>> START Information shown

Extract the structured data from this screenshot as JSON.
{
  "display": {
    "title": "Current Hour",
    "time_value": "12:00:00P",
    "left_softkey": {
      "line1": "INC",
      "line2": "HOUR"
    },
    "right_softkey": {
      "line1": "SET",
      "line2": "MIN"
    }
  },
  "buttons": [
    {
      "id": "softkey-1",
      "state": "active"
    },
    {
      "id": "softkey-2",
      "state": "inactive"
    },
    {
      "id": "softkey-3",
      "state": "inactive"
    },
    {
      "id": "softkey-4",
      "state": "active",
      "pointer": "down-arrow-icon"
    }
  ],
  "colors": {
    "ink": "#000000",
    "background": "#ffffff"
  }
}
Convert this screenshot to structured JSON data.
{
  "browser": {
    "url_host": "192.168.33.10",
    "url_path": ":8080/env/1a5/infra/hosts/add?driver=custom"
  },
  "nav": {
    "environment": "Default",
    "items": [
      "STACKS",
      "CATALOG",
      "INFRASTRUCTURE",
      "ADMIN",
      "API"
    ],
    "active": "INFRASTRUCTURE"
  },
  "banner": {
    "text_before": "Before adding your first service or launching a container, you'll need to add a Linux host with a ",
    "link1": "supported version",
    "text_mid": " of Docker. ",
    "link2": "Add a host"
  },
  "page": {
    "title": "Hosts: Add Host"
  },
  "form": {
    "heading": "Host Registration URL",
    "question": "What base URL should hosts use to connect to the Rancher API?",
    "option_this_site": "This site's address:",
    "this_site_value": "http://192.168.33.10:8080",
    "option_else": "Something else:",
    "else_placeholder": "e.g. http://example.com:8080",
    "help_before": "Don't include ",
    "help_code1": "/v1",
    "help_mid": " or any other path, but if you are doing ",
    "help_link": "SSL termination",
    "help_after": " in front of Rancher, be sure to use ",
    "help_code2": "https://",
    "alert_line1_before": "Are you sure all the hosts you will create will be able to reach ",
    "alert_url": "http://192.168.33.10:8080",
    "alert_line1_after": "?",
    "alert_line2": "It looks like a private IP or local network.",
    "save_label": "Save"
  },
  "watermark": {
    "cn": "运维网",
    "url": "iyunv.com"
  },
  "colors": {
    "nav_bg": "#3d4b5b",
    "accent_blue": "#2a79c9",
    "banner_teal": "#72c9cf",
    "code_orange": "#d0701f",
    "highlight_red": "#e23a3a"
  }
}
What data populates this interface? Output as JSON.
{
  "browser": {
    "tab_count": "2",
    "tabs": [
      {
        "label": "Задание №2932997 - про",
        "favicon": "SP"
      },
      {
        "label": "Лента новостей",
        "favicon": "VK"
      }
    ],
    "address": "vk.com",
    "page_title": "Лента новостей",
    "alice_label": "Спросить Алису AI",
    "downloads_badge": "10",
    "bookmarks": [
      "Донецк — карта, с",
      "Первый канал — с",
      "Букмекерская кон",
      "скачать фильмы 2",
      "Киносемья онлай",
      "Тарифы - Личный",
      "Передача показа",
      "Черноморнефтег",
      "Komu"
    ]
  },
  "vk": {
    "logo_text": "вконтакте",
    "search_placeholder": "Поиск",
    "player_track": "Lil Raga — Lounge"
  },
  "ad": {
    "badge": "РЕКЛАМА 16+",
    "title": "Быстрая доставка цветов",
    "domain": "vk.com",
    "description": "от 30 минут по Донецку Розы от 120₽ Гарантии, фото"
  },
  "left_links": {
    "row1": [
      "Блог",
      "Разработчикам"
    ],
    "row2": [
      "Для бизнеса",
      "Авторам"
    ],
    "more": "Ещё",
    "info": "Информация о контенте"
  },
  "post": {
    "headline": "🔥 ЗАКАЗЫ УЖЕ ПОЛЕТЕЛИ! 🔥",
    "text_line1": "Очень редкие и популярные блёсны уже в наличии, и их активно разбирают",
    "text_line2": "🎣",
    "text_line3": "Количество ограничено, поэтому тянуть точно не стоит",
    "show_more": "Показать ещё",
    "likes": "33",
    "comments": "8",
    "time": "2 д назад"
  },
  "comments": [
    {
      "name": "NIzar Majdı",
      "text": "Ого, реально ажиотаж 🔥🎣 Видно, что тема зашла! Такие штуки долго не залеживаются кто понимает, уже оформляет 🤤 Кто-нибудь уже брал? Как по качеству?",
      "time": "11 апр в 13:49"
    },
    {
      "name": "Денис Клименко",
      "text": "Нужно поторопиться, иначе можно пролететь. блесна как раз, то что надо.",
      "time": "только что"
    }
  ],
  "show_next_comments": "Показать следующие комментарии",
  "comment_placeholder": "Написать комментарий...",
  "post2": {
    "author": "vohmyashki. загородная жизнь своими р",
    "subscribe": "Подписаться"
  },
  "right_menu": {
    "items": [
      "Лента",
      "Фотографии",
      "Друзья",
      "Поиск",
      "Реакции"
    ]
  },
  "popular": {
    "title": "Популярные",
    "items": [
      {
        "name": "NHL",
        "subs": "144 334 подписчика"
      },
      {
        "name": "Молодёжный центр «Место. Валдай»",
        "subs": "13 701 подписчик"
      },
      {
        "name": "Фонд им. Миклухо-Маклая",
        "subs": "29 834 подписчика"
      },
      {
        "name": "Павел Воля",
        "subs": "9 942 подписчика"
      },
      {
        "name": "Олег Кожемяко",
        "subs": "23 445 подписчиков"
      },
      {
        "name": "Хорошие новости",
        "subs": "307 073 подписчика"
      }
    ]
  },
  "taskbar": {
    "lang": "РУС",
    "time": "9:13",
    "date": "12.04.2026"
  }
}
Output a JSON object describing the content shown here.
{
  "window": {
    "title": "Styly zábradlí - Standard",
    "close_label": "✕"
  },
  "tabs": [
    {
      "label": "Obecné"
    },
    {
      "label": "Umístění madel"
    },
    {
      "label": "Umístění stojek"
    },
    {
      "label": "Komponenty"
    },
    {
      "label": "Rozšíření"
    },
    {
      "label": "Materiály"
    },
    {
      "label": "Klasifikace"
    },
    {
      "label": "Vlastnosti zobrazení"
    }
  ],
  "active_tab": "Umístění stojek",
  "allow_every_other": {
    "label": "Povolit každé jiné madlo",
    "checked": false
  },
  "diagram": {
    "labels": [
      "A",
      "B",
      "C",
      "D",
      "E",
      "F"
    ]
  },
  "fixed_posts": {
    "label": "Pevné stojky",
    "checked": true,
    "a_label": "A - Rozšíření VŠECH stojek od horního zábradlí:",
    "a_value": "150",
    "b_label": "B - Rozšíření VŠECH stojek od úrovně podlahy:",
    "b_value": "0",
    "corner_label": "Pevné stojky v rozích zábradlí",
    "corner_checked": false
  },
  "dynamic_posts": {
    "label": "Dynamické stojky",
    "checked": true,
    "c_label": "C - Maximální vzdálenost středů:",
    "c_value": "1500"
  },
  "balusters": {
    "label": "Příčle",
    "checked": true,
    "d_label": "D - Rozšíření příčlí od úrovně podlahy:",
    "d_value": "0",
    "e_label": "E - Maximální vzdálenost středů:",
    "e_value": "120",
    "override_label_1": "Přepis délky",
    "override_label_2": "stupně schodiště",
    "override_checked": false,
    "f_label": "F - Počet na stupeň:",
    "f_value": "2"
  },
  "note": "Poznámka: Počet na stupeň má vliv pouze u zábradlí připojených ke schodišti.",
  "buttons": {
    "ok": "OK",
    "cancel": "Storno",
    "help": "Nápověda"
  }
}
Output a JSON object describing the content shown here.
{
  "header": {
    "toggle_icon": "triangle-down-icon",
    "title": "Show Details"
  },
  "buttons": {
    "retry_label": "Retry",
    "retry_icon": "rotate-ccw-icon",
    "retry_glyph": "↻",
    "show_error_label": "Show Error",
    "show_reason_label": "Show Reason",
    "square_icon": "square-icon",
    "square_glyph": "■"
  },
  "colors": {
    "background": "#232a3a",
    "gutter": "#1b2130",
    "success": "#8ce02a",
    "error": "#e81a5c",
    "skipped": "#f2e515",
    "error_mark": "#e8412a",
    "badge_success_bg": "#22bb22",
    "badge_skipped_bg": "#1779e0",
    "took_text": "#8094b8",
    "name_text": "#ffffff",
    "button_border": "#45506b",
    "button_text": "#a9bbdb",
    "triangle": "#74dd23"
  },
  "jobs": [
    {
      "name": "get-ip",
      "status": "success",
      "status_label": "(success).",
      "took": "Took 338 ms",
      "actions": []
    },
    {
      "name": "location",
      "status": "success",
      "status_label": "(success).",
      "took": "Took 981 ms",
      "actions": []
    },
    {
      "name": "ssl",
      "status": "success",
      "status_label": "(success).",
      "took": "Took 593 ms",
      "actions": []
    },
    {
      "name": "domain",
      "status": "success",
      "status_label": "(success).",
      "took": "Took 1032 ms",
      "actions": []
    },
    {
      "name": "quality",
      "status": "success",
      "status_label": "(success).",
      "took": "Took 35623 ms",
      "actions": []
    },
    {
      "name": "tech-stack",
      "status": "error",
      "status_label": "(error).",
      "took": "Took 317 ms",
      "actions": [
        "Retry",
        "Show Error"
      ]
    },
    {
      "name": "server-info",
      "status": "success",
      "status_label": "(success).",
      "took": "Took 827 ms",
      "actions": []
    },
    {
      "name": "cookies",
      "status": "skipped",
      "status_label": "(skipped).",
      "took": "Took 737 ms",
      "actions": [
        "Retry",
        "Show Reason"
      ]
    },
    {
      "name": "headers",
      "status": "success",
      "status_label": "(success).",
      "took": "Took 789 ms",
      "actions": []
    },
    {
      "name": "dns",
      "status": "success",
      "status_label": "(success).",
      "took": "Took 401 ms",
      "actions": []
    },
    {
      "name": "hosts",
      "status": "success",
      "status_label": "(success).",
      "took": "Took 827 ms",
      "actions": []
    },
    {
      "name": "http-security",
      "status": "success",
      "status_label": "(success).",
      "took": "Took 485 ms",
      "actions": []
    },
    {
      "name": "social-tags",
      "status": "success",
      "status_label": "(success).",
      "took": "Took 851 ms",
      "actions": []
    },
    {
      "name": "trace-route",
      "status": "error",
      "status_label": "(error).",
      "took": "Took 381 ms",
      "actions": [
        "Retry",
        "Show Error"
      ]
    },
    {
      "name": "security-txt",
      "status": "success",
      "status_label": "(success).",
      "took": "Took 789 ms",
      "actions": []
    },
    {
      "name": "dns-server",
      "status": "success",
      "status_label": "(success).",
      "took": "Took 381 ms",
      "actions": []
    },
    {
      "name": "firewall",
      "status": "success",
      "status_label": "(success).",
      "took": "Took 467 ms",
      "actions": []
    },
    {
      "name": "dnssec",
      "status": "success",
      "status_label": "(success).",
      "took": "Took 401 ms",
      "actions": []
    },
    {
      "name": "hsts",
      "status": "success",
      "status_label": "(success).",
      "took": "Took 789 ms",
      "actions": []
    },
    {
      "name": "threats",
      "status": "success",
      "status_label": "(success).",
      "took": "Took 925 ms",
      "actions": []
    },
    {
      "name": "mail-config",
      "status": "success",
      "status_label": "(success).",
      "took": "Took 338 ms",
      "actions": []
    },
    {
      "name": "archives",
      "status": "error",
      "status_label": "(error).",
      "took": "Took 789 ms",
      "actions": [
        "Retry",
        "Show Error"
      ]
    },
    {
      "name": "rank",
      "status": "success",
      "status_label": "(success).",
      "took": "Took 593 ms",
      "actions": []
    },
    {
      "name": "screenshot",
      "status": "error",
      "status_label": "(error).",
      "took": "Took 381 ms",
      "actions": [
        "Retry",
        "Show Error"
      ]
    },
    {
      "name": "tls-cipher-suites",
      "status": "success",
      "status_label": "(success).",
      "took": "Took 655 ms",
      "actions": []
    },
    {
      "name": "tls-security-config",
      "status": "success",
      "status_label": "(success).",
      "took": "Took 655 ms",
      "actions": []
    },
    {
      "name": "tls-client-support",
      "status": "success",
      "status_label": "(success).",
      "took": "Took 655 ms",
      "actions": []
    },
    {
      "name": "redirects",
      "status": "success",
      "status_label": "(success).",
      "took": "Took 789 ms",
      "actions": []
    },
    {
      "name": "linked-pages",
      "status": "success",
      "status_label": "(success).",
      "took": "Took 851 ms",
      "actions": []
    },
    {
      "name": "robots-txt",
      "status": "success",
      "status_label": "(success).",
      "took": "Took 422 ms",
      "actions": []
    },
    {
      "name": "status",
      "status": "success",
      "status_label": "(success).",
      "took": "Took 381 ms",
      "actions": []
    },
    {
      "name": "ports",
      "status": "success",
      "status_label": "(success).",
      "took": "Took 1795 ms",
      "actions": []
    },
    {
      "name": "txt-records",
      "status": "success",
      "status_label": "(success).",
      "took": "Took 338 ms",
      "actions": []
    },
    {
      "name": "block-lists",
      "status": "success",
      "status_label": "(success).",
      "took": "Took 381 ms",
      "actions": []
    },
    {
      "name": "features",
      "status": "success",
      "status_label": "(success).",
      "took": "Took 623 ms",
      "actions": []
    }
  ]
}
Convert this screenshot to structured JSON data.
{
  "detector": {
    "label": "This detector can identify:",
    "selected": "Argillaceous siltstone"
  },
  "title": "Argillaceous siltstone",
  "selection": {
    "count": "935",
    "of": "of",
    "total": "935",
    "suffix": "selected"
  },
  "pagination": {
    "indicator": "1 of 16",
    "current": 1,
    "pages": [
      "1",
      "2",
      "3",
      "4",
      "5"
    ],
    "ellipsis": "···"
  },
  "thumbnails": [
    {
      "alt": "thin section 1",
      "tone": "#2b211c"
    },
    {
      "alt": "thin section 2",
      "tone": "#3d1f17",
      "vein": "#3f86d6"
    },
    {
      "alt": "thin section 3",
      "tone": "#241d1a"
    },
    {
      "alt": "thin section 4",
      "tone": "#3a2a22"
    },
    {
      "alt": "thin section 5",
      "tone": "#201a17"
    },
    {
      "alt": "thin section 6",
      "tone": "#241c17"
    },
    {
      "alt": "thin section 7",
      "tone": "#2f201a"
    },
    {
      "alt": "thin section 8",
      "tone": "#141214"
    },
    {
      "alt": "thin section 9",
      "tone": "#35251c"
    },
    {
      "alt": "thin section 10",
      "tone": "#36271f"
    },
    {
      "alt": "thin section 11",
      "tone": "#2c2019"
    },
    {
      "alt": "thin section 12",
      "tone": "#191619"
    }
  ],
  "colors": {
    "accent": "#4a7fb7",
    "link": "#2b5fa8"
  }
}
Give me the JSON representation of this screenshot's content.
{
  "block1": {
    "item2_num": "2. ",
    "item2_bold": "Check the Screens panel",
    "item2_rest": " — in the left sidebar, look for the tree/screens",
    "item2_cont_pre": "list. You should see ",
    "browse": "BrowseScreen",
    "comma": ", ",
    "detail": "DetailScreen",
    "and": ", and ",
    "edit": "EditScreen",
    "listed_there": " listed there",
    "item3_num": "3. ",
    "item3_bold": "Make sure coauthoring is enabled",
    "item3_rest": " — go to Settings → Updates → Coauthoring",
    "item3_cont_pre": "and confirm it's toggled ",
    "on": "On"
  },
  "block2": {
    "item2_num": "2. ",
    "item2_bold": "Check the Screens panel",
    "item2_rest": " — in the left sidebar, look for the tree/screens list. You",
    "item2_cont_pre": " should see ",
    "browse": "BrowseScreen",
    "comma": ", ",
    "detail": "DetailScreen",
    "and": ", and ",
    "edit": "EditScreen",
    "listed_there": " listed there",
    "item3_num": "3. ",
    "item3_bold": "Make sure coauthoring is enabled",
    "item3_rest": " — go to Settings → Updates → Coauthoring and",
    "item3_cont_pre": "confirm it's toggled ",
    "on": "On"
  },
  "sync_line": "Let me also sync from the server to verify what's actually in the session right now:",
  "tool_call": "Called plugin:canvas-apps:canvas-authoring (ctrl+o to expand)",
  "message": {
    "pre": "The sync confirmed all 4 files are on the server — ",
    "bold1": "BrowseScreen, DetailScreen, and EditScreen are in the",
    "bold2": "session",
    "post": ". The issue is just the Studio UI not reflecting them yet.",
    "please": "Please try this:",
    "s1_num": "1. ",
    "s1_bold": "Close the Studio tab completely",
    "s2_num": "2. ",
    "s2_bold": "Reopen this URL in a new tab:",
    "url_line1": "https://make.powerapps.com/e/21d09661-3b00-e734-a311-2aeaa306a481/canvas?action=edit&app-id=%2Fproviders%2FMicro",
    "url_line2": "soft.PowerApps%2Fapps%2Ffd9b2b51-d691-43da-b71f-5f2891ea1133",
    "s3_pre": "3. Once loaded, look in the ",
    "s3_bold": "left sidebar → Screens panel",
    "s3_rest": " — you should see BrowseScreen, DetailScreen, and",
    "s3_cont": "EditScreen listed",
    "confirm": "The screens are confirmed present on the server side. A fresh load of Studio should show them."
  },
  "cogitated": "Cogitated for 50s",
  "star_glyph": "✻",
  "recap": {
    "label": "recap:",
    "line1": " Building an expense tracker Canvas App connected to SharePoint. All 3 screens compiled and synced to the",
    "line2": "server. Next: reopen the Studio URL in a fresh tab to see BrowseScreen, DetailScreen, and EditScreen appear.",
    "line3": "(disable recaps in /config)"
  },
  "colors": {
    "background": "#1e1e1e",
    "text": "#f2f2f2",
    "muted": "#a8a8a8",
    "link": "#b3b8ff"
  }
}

>> END Information shown

Copy every line from the entries that contains the word "středů".

    "c_label": "C - Maximální vzdálenost středů:",
    "e_label": "E - Maximální vzdálenost středů:",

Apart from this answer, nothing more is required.